• SUPPLIED INFORMATION:

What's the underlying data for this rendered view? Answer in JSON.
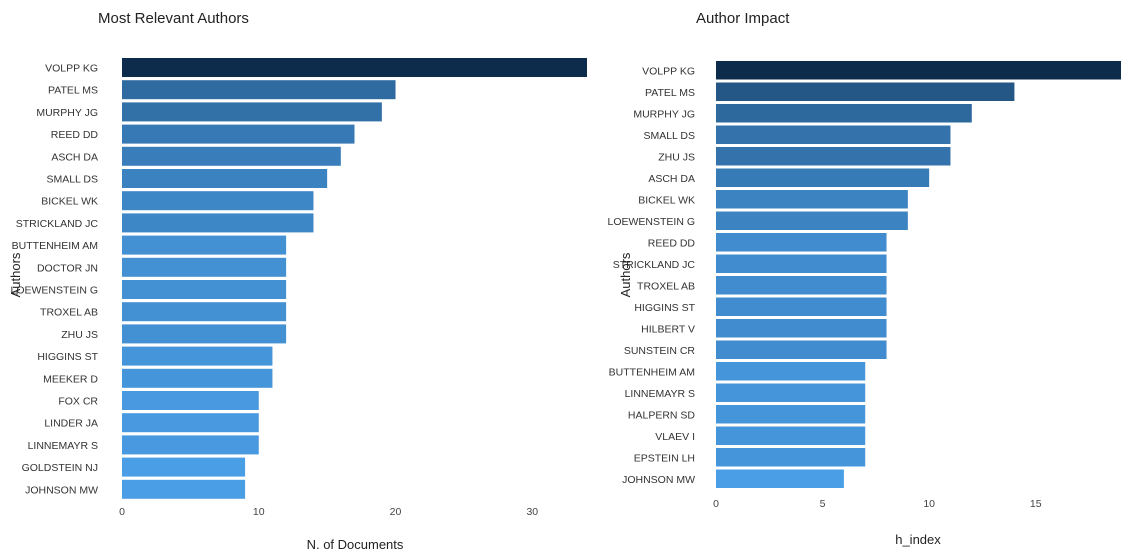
{
  "chart_data": [
    {
      "type": "bar",
      "orientation": "horizontal",
      "title": "Most Relevant Authors",
      "xlabel": "N. of Documents",
      "ylabel": "Authors",
      "xticks": [
        "0",
        "10",
        "20",
        "30"
      ],
      "xlim": [
        0,
        34
      ],
      "grid": false,
      "legend": "none",
      "color_dark": "#0d2b4a",
      "color_light": "#4a9ee6",
      "categories": [
        "VOLPP KG",
        "PATEL MS",
        "MURPHY JG",
        "REED DD",
        "ASCH DA",
        "SMALL DS",
        "BICKEL WK",
        "STRICKLAND JC",
        "BUTTENHEIM AM",
        "DOCTOR JN",
        "LOEWENSTEIN G",
        "TROXEL AB",
        "ZHU JS",
        "HIGGINS ST",
        "MEEKER D",
        "FOX CR",
        "LINDER JA",
        "LINNEMAYR S",
        "GOLDSTEIN NJ",
        "JOHNSON MW"
      ],
      "values": [
        34,
        20,
        19,
        17,
        16,
        15,
        14,
        14,
        12,
        12,
        12,
        12,
        12,
        11,
        11,
        10,
        10,
        10,
        9,
        9
      ]
    },
    {
      "type": "bar",
      "orientation": "horizontal",
      "title": "Author Impact",
      "xlabel": "h_index",
      "ylabel": "Authors",
      "xticks": [
        "0",
        "5",
        "10",
        "15"
      ],
      "xlim": [
        0,
        19
      ],
      "grid": false,
      "legend": "none",
      "color_dark": "#0d2b4a",
      "color_light": "#4a9ee6",
      "categories": [
        "VOLPP KG",
        "PATEL MS",
        "MURPHY JG",
        "SMALL DS",
        "ZHU JS",
        "ASCH DA",
        "BICKEL WK",
        "LOEWENSTEIN G",
        "REED DD",
        "STRICKLAND JC",
        "TROXEL AB",
        "HIGGINS ST",
        "HILBERT V",
        "SUNSTEIN CR",
        "BUTTENHEIM AM",
        "LINNEMAYR S",
        "HALPERN SD",
        "VLAEV I",
        "EPSTEIN LH",
        "JOHNSON MW"
      ],
      "values": [
        19,
        14,
        12,
        11,
        11,
        10,
        9,
        9,
        8,
        8,
        8,
        8,
        8,
        8,
        7,
        7,
        7,
        7,
        7,
        6
      ]
    }
  ]
}
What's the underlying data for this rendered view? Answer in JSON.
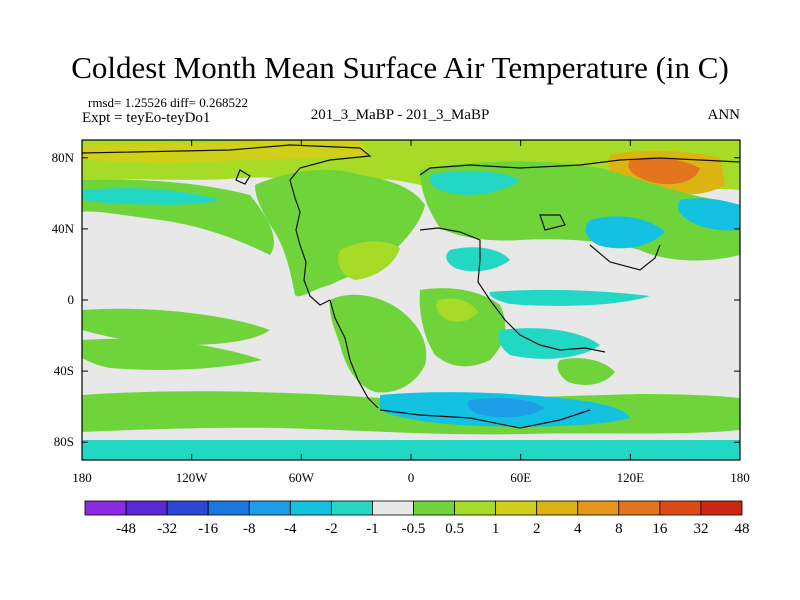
{
  "title": "Coldest Month Mean Surface Air Temperature (in C)",
  "stats": "rmsd= 1.25526 diff= 0.268522",
  "experiment": "Expt = teyEo-teyDo1",
  "comparison": "201_3_MaBP - 201_3_MaBP",
  "season": "ANN",
  "axes": {
    "lon_range": [
      -180,
      180
    ],
    "lat_range": [
      -90,
      90
    ],
    "x_ticks": [
      {
        "value": -180,
        "label": "180"
      },
      {
        "value": -120,
        "label": "120W"
      },
      {
        "value": -60,
        "label": "60W"
      },
      {
        "value": 0,
        "label": "0"
      },
      {
        "value": 60,
        "label": "60E"
      },
      {
        "value": 120,
        "label": "120E"
      },
      {
        "value": 180,
        "label": "180"
      }
    ],
    "y_ticks": [
      {
        "value": 80,
        "label": "80N"
      },
      {
        "value": 40,
        "label": "40N"
      },
      {
        "value": 0,
        "label": "0"
      },
      {
        "value": -40,
        "label": "40S"
      },
      {
        "value": -80,
        "label": "80S"
      }
    ]
  },
  "colorbar": {
    "colors": [
      "#8a2be2",
      "#5b28d8",
      "#2e46d6",
      "#1a78e0",
      "#1e9ee8",
      "#12c2e0",
      "#22d8c4",
      "#e8e8e8",
      "#6fd43a",
      "#a6dc28",
      "#d0d01a",
      "#dcb412",
      "#e6961a",
      "#e4741e",
      "#dc4a18",
      "#cc2610"
    ],
    "labels": [
      "-48",
      "-32",
      "-16",
      "-8",
      "-4",
      "-2",
      "-1",
      "-0.5",
      "0.5",
      "1",
      "2",
      "4",
      "8",
      "16",
      "32",
      "48"
    ]
  },
  "colors": {
    "background_field": "#e8e8e8",
    "coast": "#111111"
  }
}
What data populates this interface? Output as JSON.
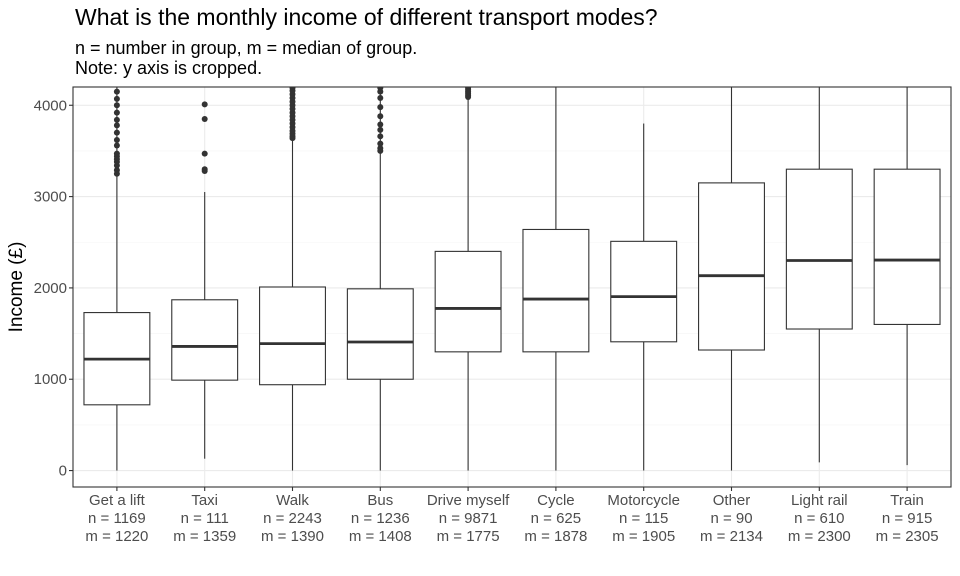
{
  "chart_data": {
    "type": "boxplot",
    "title": "What is the monthly income of different transport modes?",
    "subtitle_lines": [
      "n = number in group, m = median of group.",
      "Note: y axis is cropped."
    ],
    "xlabel": "",
    "ylabel": "Income (£)",
    "ylim": [
      -180,
      4200
    ],
    "yticks": [
      0,
      1000,
      2000,
      3000,
      4000
    ],
    "grid": true,
    "categories": [
      {
        "name": "Get a lift",
        "n_label": "n = 1169",
        "m_label": "m = 1220",
        "min": 0,
        "q1": 720,
        "median": 1220,
        "q3": 1730,
        "max": 4200,
        "outliers": [
          3250,
          3290,
          3340,
          3380,
          3410,
          3440,
          3470,
          3560,
          3620,
          3700,
          3780,
          3840,
          3920,
          4000,
          4070,
          4150
        ]
      },
      {
        "name": "Taxi",
        "n_label": "n = 111",
        "m_label": "m = 1359",
        "min": 130,
        "q1": 990,
        "median": 1359,
        "q3": 1870,
        "max": 3050,
        "outliers": [
          3280,
          3300,
          3470,
          3850,
          4010
        ]
      },
      {
        "name": "Walk",
        "n_label": "n = 2243",
        "m_label": "m = 1390",
        "min": 0,
        "q1": 940,
        "median": 1390,
        "q3": 2010,
        "max": 4200,
        "outliers": [
          3640,
          3660,
          3690,
          3720,
          3760,
          3800,
          3840,
          3880,
          3920,
          3960,
          4000,
          4040,
          4080,
          4120,
          4160,
          4190
        ]
      },
      {
        "name": "Bus",
        "n_label": "n = 1236",
        "m_label": "m = 1408",
        "min": 0,
        "q1": 1000,
        "median": 1408,
        "q3": 1990,
        "max": 4200,
        "outliers": [
          3500,
          3530,
          3580,
          3660,
          3730,
          3790,
          3880,
          3980,
          4080,
          4150,
          4190
        ]
      },
      {
        "name": "Drive myself",
        "n_label": "n = 9871",
        "m_label": "m = 1775",
        "min": 0,
        "q1": 1300,
        "median": 1775,
        "q3": 2400,
        "max": 4200,
        "outliers": [
          4090,
          4110,
          4130,
          4150,
          4170,
          4190
        ]
      },
      {
        "name": "Cycle",
        "n_label": "n = 625",
        "m_label": "m = 1878",
        "min": 0,
        "q1": 1300,
        "median": 1878,
        "q3": 2640,
        "max": 4200,
        "outliers": []
      },
      {
        "name": "Motorcycle",
        "n_label": "n = 115",
        "m_label": "m = 1905",
        "min": 0,
        "q1": 1410,
        "median": 1905,
        "q3": 2510,
        "max": 3800,
        "outliers": []
      },
      {
        "name": "Other",
        "n_label": "n = 90",
        "m_label": "m = 2134",
        "min": 0,
        "q1": 1320,
        "median": 2134,
        "q3": 3150,
        "max": 4200,
        "outliers": []
      },
      {
        "name": "Light rail",
        "n_label": "n = 610",
        "m_label": "m = 2300",
        "min": 90,
        "q1": 1550,
        "median": 2300,
        "q3": 3300,
        "max": 4200,
        "outliers": []
      },
      {
        "name": "Train",
        "n_label": "n = 915",
        "m_label": "m = 2305",
        "min": 60,
        "q1": 1600,
        "median": 2305,
        "q3": 3300,
        "max": 4200,
        "outliers": []
      }
    ],
    "colors": {
      "panel_border": "#333333",
      "grid_major": "#ebebeb",
      "grid_minor": "#f5f5f5",
      "box_line": "#333333",
      "outlier": "#333333"
    }
  }
}
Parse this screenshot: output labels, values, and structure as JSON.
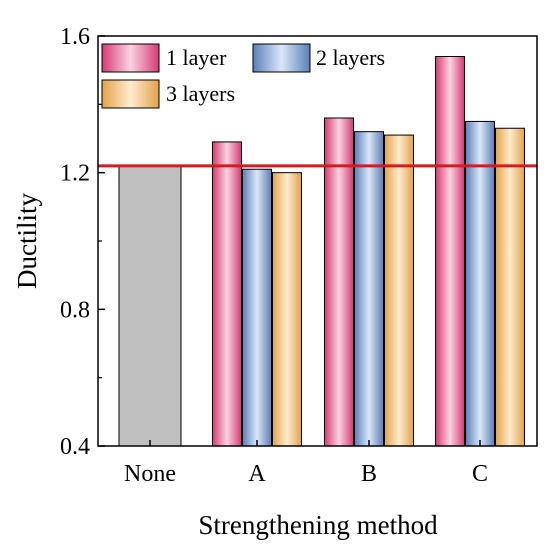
{
  "chart_data": {
    "type": "bar",
    "xlabel": "Strengthening method",
    "ylabel": "Ductility",
    "ylim": [
      0.4,
      1.6
    ],
    "yticks": [
      0.4,
      0.8,
      1.2,
      1.6
    ],
    "categories": [
      "None",
      "A",
      "B",
      "C"
    ],
    "baseline": {
      "category": "None",
      "value": 1.22,
      "color": "#c0c0c0"
    },
    "series": [
      {
        "name": "1 layer",
        "values": [
          null,
          1.29,
          1.36,
          1.54
        ],
        "color": "#e8558a"
      },
      {
        "name": "2 layers",
        "values": [
          null,
          1.21,
          1.32,
          1.35
        ],
        "color": "#6f93c9"
      },
      {
        "name": "3 layers",
        "values": [
          null,
          1.2,
          1.31,
          1.33
        ],
        "color": "#e9b15e"
      }
    ],
    "reference_line": {
      "value": 1.22,
      "color": "#cc1f1f"
    },
    "legend_placement": "top-left",
    "grid": false
  }
}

• EXERCISE AIM: Pick out each line in the material containing "labels".

• FINISHED TASK:
    "labels": [
Parse this screenshot: output labels, values, and structure as JSON.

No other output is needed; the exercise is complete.